- _Problem to solve_: Report how many lines contain "ylabel", with no other words.

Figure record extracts
........

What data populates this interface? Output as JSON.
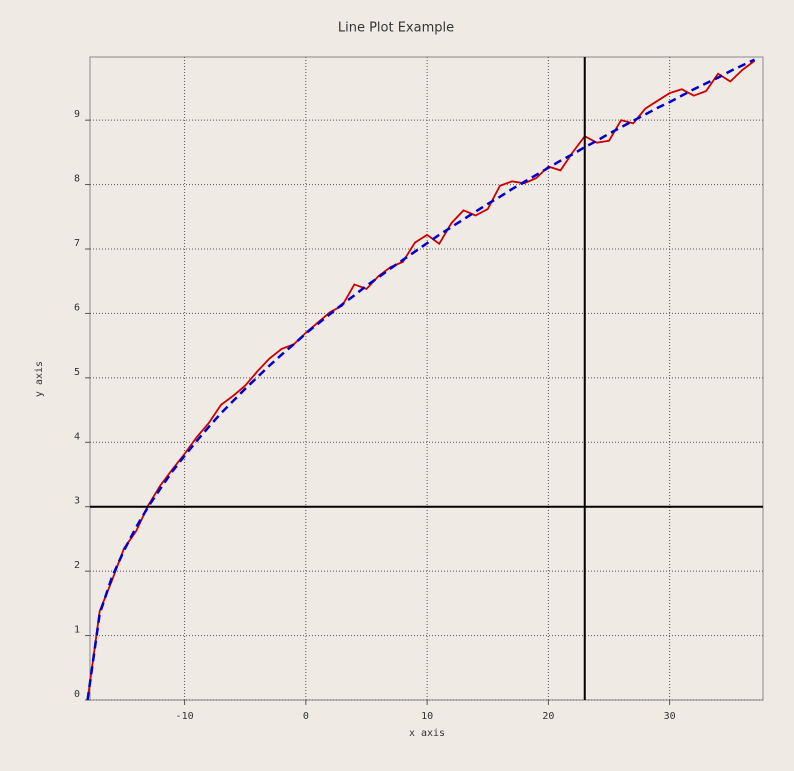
{
  "chart_data": {
    "type": "line",
    "title": "Line Plot Example",
    "x_label": "x axis",
    "y_label": "y axis",
    "x": [
      -18,
      -17,
      -16,
      -15,
      -14,
      -13,
      -12,
      -11,
      -10,
      -9,
      -8,
      -7,
      -6,
      -5,
      -4,
      -3,
      -2,
      -1,
      0,
      1,
      2,
      3,
      4,
      5,
      6,
      7,
      8,
      9,
      10,
      11,
      12,
      13,
      14,
      15,
      16,
      17,
      18,
      19,
      20,
      21,
      22,
      23,
      24,
      25,
      26,
      27,
      28,
      29,
      30,
      31,
      32,
      33,
      34,
      35,
      36,
      37
    ],
    "series": [
      {
        "color": "#cc0000",
        "dash": false,
        "values": [
          0,
          1.38,
          1.85,
          2.35,
          2.62,
          3.02,
          3.33,
          3.58,
          3.82,
          4.08,
          4.3,
          4.58,
          4.72,
          4.88,
          5.1,
          5.3,
          5.45,
          5.52,
          5.7,
          5.86,
          6.02,
          6.12,
          6.45,
          6.38,
          6.58,
          6.72,
          6.8,
          7.1,
          7.22,
          7.08,
          7.4,
          7.6,
          7.52,
          7.62,
          7.98,
          8.05,
          8.02,
          8.1,
          8.28,
          8.22,
          8.5,
          8.75,
          8.65,
          8.68,
          9.0,
          8.95,
          9.18,
          9.3,
          9.42,
          9.48,
          9.38,
          9.45,
          9.72,
          9.6,
          9.78,
          9.92
        ]
      },
      {
        "color": "#0000cc",
        "dash": true,
        "values": [
          0,
          1.34,
          1.9,
          2.32,
          2.68,
          3.0,
          3.28,
          3.55,
          3.79,
          4.02,
          4.24,
          4.45,
          4.64,
          4.83,
          5.01,
          5.19,
          5.36,
          5.52,
          5.69,
          5.84,
          5.99,
          6.14,
          6.28,
          6.43,
          6.56,
          6.7,
          6.83,
          6.96,
          7.09,
          7.22,
          7.34,
          7.46,
          7.58,
          7.7,
          7.81,
          7.93,
          8.04,
          8.15,
          8.26,
          8.37,
          8.47,
          8.58,
          8.68,
          8.79,
          8.89,
          8.99,
          9.09,
          9.19,
          9.28,
          9.38,
          9.48,
          9.57,
          9.66,
          9.76,
          9.85,
          9.94
        ]
      }
    ],
    "xlim": [
      -17.8,
      37.7
    ],
    "ylim": [
      0,
      9.98
    ],
    "xticks": [
      -10,
      0,
      10,
      20,
      30
    ],
    "yticks": [
      0,
      1,
      2,
      3,
      4,
      5,
      6,
      7,
      8,
      9
    ],
    "grid": true,
    "crosshair": {
      "x": 23,
      "y": 3
    }
  }
}
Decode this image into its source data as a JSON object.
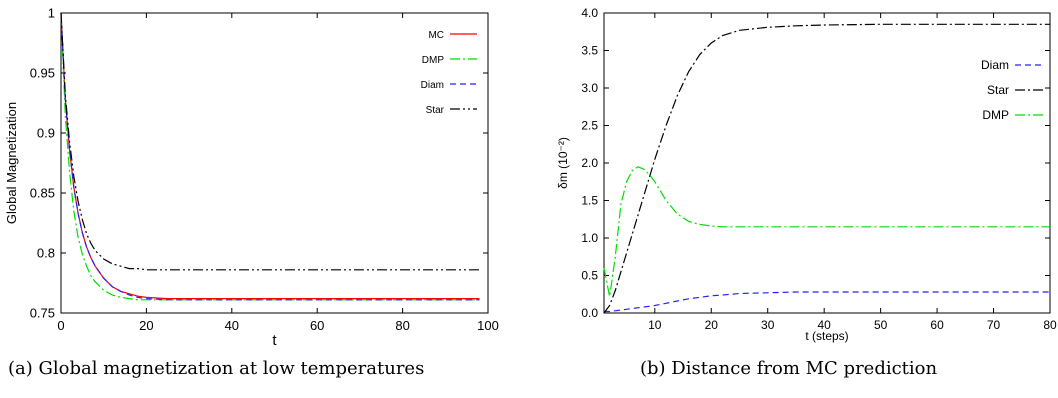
{
  "captions": {
    "a": "(a) Global magnetization at low temperatures",
    "b": "(b) Distance from MC prediction"
  },
  "chart_data": [
    {
      "type": "line",
      "xlabel": "t",
      "ylabel": "Global Magnetization",
      "xlim": [
        0,
        100
      ],
      "ylim": [
        0.75,
        1.0
      ],
      "xticks": [
        0,
        20,
        40,
        60,
        80,
        100
      ],
      "xtick_labels": [
        "0",
        "20",
        "40",
        "60",
        "80",
        "100"
      ],
      "yticks": [
        0.75,
        0.8,
        0.85,
        0.9,
        0.95,
        1.0
      ],
      "ytick_labels": [
        "0.75",
        "0.8",
        "0.85",
        "0.9",
        "0.95",
        "1"
      ],
      "grid": false,
      "legend_position": "top-right",
      "x": [
        0,
        1,
        2,
        3,
        4,
        5,
        6,
        7,
        8,
        10,
        12,
        14,
        16,
        18,
        20,
        25,
        30,
        40,
        50,
        60,
        70,
        80,
        90,
        98
      ],
      "series": [
        {
          "name": "MC",
          "color": "#ff0000",
          "dash": "solid",
          "values": [
            1.0,
            0.928,
            0.886,
            0.855,
            0.833,
            0.817,
            0.805,
            0.796,
            0.789,
            0.779,
            0.772,
            0.768,
            0.766,
            0.764,
            0.763,
            0.762,
            0.762,
            0.762,
            0.762,
            0.762,
            0.762,
            0.762,
            0.762,
            0.762
          ]
        },
        {
          "name": "DMP",
          "color": "#00dd00",
          "dash": "dashdot",
          "values": [
            1.0,
            0.915,
            0.868,
            0.835,
            0.813,
            0.799,
            0.789,
            0.781,
            0.776,
            0.769,
            0.765,
            0.763,
            0.762,
            0.761,
            0.761,
            0.761,
            0.761,
            0.761,
            0.761,
            0.761,
            0.761,
            0.761,
            0.761,
            0.761
          ]
        },
        {
          "name": "Diam",
          "color": "#2222ff",
          "dash": "dash",
          "values": [
            1.0,
            0.928,
            0.886,
            0.855,
            0.833,
            0.817,
            0.805,
            0.796,
            0.789,
            0.779,
            0.772,
            0.768,
            0.765,
            0.763,
            0.762,
            0.761,
            0.761,
            0.761,
            0.761,
            0.761,
            0.761,
            0.761,
            0.761,
            0.761
          ]
        },
        {
          "name": "Star",
          "color": "#000000",
          "dash": "dashdotdot",
          "values": [
            1.0,
            0.932,
            0.893,
            0.864,
            0.843,
            0.828,
            0.816,
            0.808,
            0.802,
            0.795,
            0.791,
            0.789,
            0.787,
            0.787,
            0.786,
            0.786,
            0.786,
            0.786,
            0.786,
            0.786,
            0.786,
            0.786,
            0.786,
            0.786
          ]
        }
      ]
    },
    {
      "type": "line",
      "xlabel": "t (steps)",
      "ylabel": "δm (10⁻²)",
      "xlim": [
        1,
        80
      ],
      "ylim": [
        0,
        4.0
      ],
      "xticks": [
        10,
        20,
        30,
        40,
        50,
        60,
        70,
        80
      ],
      "xtick_labels": [
        "10",
        "20",
        "30",
        "40",
        "50",
        "60",
        "70",
        "80"
      ],
      "yticks": [
        0,
        0.5,
        1.0,
        1.5,
        2.0,
        2.5,
        3.0,
        3.5,
        4.0
      ],
      "ytick_labels": [
        "0.0",
        "0.5",
        "1.0",
        "1.5",
        "2.0",
        "2.5",
        "3.0",
        "3.5",
        "4.0"
      ],
      "grid": false,
      "legend_position": "top-right",
      "x": [
        1,
        2,
        3,
        4,
        5,
        6,
        7,
        8,
        9,
        10,
        12,
        14,
        16,
        18,
        20,
        22,
        25,
        30,
        35,
        40,
        50,
        60,
        70,
        80
      ],
      "series": [
        {
          "name": "Diam",
          "color": "#2222ff",
          "dash": "dash",
          "values": [
            0.02,
            0.02,
            0.03,
            0.04,
            0.05,
            0.06,
            0.07,
            0.08,
            0.09,
            0.1,
            0.13,
            0.16,
            0.19,
            0.21,
            0.23,
            0.24,
            0.26,
            0.27,
            0.28,
            0.28,
            0.28,
            0.28,
            0.28,
            0.28
          ]
        },
        {
          "name": "Star",
          "color": "#000000",
          "dash": "dashdot",
          "values": [
            0.0,
            0.1,
            0.3,
            0.55,
            0.8,
            1.05,
            1.3,
            1.55,
            1.8,
            2.05,
            2.5,
            2.9,
            3.22,
            3.45,
            3.6,
            3.7,
            3.77,
            3.81,
            3.83,
            3.84,
            3.85,
            3.85,
            3.85,
            3.85
          ]
        },
        {
          "name": "DMP",
          "color": "#00dd00",
          "dash": "dashdot",
          "values": [
            0.6,
            0.22,
            0.75,
            1.45,
            1.75,
            1.9,
            1.95,
            1.92,
            1.85,
            1.75,
            1.5,
            1.32,
            1.22,
            1.18,
            1.16,
            1.15,
            1.15,
            1.15,
            1.15,
            1.15,
            1.15,
            1.15,
            1.15,
            1.15
          ]
        }
      ]
    }
  ]
}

........

- _Answer for the task_: 2